Page excerpt>

----------------

Boosting Aluminum Storage in Highly Stable Covalent Organic Frameworks with Abundant Accessible Carbonyl Groups

Abstract Aluminum batteries employing organic electrode materials present an appealing avenue for sustainable and large‐scale energy storage. Nevertheless, conventional organic materials encounter limitations due to their restricted active sites, known instability, and sluggish redox kinetics. In this study, a redox‐active covalent organic framework supported by CNT is reported, enriched with substantial C═O groups, as an advanced cathode material for Al‐organic batteries. Theoretical simulation and ex situ analysis unveil the pivotal roles of C═O groups in effectively storing AlCl 2+ . As a result, Al batteries with the organic cathode exhibit a specific capacity of 290 mAh g −1 at 0.2 A g −1 and outstanding rate performance. Furthermore, it retains a reversible capacity of 170 mAh g −1 even after 32 000 cycles at 10 A g −1 and attains an energy density of 389 Wh kg −1 . The remarkable performance stems not only from the abundant C═O and C─N groups enabling the storage of multiple AlCl 2+ by the favorable pseudocapacitive process, but also from the synergistic interplay between the robust COF network and the conductive CNT channels that significantly enhances structural stability and accelerates ion/electron diffusion. This work stands to inspire further research in the pursuit of stable organic cathodes, fostering designs with plentiful accessible redox‐active sites to boost energy storage capabilities.

----------------

Material excerpted from a collection
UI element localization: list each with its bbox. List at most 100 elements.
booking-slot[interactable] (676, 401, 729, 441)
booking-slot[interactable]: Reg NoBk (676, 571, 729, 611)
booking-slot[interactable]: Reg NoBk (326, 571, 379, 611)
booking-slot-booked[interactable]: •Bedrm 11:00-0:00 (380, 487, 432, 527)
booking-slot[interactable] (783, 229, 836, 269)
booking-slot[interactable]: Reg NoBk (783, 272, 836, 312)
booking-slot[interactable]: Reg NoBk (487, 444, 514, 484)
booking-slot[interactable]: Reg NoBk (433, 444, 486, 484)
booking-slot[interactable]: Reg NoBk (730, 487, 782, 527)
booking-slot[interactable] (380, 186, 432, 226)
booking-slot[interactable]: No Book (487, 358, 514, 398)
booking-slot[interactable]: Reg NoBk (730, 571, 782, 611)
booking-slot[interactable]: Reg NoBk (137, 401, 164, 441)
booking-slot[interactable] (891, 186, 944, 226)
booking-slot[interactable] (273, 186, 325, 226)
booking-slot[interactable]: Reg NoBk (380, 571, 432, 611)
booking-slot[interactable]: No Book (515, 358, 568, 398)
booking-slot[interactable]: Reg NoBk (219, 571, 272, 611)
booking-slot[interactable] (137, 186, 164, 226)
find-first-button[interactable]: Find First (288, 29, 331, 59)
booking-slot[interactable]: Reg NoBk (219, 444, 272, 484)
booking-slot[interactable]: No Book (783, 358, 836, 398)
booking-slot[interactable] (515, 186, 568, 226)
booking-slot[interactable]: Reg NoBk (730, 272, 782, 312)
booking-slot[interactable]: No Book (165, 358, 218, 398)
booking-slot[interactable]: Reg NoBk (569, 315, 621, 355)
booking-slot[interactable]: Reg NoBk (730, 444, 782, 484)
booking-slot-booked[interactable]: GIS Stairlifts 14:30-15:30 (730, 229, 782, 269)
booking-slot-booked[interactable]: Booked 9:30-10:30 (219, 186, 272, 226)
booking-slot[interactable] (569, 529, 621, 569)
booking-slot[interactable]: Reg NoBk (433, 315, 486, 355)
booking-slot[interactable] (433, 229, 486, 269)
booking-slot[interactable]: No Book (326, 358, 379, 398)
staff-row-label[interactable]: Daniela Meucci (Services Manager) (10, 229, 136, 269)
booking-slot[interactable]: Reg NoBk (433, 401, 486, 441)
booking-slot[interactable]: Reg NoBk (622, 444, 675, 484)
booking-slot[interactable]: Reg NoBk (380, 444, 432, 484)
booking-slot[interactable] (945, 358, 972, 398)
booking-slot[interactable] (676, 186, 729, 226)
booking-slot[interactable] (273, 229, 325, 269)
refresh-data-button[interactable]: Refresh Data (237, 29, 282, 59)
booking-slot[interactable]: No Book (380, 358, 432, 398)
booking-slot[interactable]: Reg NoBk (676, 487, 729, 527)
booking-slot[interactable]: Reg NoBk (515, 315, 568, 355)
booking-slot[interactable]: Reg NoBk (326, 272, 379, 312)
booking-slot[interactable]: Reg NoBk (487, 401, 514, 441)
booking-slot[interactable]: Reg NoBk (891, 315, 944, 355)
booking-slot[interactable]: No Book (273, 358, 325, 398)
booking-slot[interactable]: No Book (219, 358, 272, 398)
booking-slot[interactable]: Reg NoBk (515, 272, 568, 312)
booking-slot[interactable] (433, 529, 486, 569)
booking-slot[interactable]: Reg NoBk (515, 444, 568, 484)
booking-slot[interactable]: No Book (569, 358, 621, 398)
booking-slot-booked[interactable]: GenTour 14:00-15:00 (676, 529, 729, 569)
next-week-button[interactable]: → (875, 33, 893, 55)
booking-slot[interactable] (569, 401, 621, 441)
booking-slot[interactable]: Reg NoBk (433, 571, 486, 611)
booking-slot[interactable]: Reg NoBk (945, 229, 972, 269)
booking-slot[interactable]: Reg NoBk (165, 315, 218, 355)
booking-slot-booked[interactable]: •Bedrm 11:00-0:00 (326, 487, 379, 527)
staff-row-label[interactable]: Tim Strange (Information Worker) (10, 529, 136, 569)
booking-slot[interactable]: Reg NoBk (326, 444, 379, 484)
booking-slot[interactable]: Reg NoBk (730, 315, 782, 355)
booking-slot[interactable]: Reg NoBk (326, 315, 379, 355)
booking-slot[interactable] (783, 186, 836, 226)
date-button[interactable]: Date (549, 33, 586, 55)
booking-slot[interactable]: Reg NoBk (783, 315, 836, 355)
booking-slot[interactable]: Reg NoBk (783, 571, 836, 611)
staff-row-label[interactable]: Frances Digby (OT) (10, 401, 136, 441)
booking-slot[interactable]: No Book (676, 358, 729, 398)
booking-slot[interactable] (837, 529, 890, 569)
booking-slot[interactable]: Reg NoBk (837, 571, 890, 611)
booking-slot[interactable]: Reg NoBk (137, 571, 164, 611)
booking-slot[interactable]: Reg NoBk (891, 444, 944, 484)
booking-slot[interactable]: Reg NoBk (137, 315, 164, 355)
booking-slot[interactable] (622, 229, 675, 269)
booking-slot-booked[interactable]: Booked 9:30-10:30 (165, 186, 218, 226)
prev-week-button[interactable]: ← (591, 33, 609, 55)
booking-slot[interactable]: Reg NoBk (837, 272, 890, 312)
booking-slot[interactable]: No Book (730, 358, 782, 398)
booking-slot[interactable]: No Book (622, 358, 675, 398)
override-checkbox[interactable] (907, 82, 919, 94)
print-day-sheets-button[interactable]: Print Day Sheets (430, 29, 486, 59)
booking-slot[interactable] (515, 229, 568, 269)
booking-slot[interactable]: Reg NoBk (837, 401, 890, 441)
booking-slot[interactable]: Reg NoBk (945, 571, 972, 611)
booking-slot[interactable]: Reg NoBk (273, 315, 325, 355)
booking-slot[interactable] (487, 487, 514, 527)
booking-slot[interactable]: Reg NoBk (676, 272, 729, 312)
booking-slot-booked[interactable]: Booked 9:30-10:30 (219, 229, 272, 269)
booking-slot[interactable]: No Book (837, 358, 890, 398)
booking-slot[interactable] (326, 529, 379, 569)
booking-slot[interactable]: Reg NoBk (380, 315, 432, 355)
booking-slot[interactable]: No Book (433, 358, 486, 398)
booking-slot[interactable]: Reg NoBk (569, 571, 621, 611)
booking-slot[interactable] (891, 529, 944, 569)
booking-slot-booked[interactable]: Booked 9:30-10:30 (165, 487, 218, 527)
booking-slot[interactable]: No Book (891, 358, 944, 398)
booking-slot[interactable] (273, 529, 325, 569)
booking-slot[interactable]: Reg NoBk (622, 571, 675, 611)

----------------

According to the abstract on covalent organic framework cathodes for aluminum batteries, what reversible capacity does the cathode retain after 32 000 cycles at 10 A g −1?

170 mAh g −1